STATED PROBLEM:
Which lines below contain the string "LAPTOP"? Copy each of those lines in full.

INPUT FOR THIS TASK:

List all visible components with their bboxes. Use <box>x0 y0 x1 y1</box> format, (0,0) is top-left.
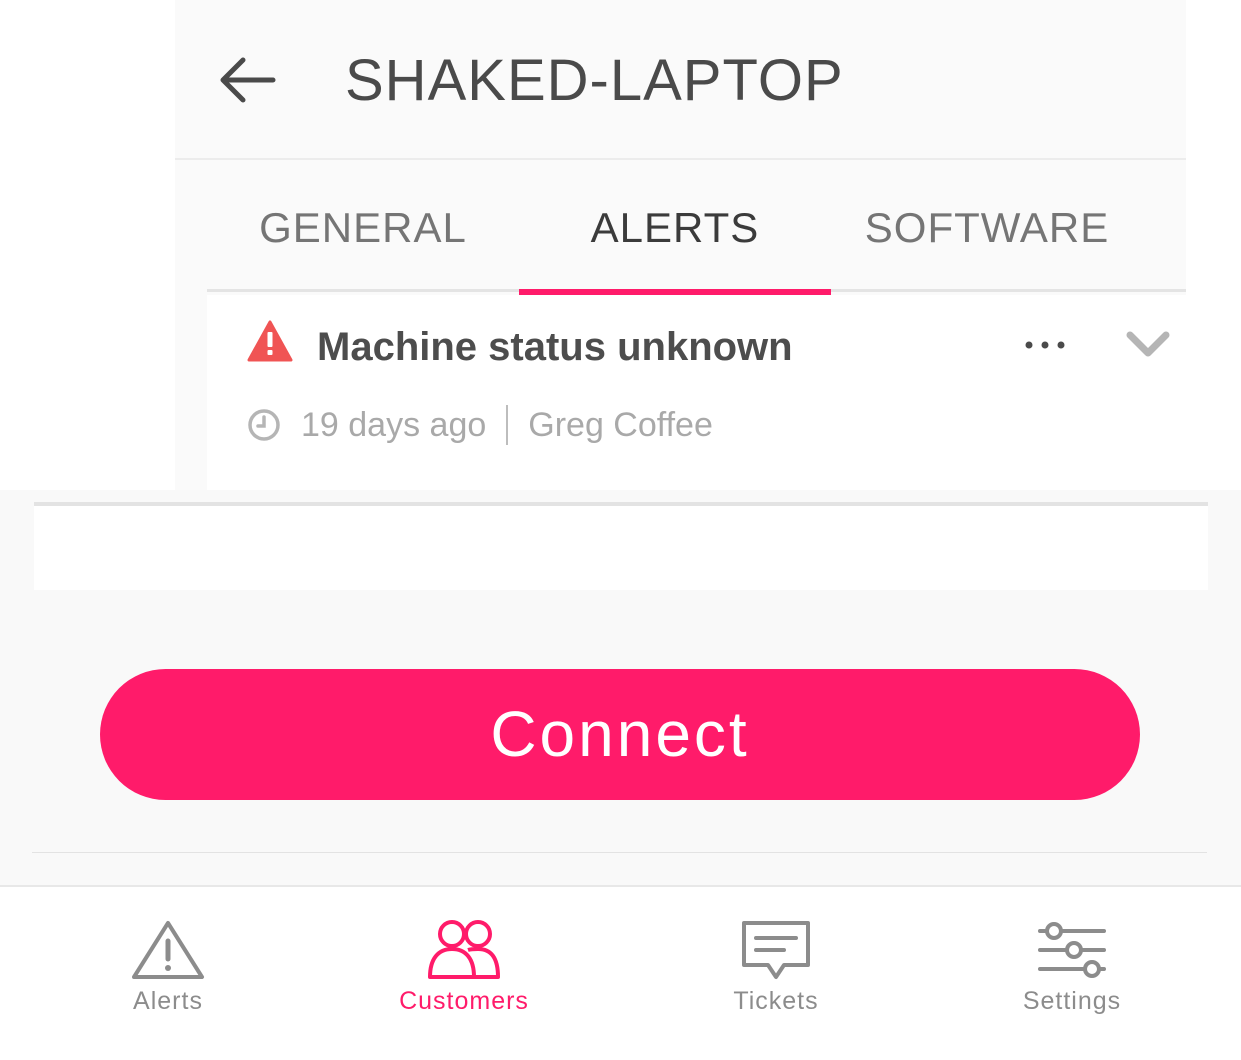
nav-tickets[interactable]: Tickets <box>676 917 876 1037</box>
alert-card[interactable]: Machine status unknown 19 days ago Greg … <box>207 295 1186 490</box>
page-title: SHAKED-LAPTOP <box>345 48 844 113</box>
expand-button[interactable] <box>1125 327 1171 361</box>
more-dots-icon <box>1025 341 1065 349</box>
connect-button[interactable]: Connect <box>100 669 1140 800</box>
action-sheet: Connect <box>0 490 1241 885</box>
arrow-left-icon <box>220 57 276 103</box>
alert-user: Greg Coffee <box>528 405 713 444</box>
users-icon <box>428 920 500 979</box>
tab-alerts[interactable]: ALERTS <box>519 162 831 295</box>
device-detail-panel: SHAKED-LAPTOP GENERAL ALERTS SOFTWARE Ma… <box>175 0 1186 490</box>
alert-time: 19 days ago <box>301 405 487 444</box>
back-button[interactable] <box>215 52 281 108</box>
nav-alerts[interactable]: Alerts <box>68 917 268 1037</box>
nav-settings[interactable]: Settings <box>972 917 1172 1037</box>
nav-label-alerts: Alerts <box>133 987 203 1015</box>
nav-customers[interactable]: Customers <box>364 917 564 1037</box>
alert-meta: 19 days ago Greg Coffee <box>247 399 713 451</box>
divider <box>32 852 1207 853</box>
sliders-icon <box>1038 922 1106 978</box>
message-icon <box>742 921 810 979</box>
tab-general[interactable]: GENERAL <box>207 162 519 292</box>
nav-label-customers: Customers <box>399 987 529 1015</box>
header-bar: SHAKED-LAPTOP <box>175 0 1186 160</box>
more-options-button[interactable] <box>1022 333 1072 357</box>
meta-separator <box>506 405 509 445</box>
warning-icon <box>247 320 293 362</box>
chevron-down-icon <box>1126 331 1170 357</box>
nav-label-settings: Settings <box>1022 987 1122 1015</box>
blank-strip <box>34 502 1208 590</box>
clock-icon <box>248 409 280 441</box>
nav-label-tickets: Tickets <box>733 987 819 1015</box>
tab-bar: GENERAL ALERTS SOFTWARE <box>207 162 1186 295</box>
alert-title: Machine status unknown <box>317 325 793 369</box>
tab-software[interactable]: SOFTWARE <box>831 162 1143 292</box>
alert-triangle-icon <box>132 921 204 979</box>
bottom-nav: Alerts Customers Tickets Settings <box>0 885 1241 1060</box>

ANSWER FOR THE TASK:
page-title: SHAKED-LAPTOP <box>345 48 844 113</box>
device-detail-panel: SHAKED-LAPTOP GENERAL ALERTS SOFTWARE Ma… <box>175 0 1186 490</box>
header-bar: SHAKED-LAPTOP <box>175 0 1186 160</box>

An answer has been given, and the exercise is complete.